*Problem details*.
Copy every line of the data that includes the string "equations".

*Listing*.
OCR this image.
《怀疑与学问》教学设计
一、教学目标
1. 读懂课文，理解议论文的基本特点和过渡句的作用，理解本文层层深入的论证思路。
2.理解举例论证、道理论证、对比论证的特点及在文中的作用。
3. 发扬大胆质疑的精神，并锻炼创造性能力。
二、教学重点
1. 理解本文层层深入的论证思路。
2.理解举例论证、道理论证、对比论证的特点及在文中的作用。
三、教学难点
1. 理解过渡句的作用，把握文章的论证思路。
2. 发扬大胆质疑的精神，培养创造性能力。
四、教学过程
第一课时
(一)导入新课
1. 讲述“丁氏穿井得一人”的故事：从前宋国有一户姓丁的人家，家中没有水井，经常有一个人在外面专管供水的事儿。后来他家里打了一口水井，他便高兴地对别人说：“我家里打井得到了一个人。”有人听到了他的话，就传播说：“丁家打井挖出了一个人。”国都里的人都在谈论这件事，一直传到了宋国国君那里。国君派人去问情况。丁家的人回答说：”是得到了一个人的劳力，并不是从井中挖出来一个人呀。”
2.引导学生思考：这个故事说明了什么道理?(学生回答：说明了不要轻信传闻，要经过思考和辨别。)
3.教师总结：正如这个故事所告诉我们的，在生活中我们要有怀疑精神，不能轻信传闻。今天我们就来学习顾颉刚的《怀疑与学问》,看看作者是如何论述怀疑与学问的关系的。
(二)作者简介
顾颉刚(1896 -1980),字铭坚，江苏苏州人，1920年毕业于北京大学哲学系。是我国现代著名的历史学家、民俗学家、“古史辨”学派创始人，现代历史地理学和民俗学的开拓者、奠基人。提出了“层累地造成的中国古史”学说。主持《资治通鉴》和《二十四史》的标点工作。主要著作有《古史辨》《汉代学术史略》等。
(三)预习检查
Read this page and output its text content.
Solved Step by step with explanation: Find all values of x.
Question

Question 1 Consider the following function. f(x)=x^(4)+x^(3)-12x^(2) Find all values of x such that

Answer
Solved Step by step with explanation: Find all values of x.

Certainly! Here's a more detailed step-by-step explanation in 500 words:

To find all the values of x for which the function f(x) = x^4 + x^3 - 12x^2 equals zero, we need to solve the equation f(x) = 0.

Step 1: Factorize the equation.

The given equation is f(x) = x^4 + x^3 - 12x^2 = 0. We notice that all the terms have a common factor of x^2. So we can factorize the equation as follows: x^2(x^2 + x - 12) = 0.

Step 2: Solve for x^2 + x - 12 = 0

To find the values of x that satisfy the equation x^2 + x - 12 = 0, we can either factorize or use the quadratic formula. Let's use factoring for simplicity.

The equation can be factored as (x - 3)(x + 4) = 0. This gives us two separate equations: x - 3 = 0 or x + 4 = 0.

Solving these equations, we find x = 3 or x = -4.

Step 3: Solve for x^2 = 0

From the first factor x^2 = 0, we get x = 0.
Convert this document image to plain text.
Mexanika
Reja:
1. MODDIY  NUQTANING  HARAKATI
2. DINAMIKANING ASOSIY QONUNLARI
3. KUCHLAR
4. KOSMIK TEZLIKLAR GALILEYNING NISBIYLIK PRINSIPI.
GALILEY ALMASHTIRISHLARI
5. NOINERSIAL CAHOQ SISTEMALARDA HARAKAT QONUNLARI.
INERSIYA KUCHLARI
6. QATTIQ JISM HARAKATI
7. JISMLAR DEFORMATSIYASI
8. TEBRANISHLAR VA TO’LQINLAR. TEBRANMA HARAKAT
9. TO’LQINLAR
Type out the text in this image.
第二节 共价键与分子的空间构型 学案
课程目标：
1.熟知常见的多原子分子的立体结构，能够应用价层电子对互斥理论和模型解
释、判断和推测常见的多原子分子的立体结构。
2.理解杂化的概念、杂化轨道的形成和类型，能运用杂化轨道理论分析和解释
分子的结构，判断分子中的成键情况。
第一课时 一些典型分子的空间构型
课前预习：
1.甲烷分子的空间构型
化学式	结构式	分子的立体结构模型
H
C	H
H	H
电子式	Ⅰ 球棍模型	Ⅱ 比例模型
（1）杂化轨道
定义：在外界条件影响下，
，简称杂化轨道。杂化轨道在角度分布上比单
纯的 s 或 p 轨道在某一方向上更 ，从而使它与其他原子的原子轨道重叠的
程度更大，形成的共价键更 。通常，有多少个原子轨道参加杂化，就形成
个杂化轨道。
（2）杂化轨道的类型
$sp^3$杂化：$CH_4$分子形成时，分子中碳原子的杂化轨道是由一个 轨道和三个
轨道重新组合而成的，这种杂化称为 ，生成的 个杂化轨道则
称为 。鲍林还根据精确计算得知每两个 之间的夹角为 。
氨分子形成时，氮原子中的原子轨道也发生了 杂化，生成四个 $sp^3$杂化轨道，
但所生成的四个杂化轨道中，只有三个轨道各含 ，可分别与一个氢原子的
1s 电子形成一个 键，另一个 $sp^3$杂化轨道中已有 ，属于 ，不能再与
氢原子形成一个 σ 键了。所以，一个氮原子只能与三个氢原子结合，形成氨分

*Response below*.
The equation can be factored as (x - 3)(x + 4) = 0. This gives us two separate equations: x - 3 = 0 or x + 4 = 0.
Solving these equations, we find x = 3 or x = -4.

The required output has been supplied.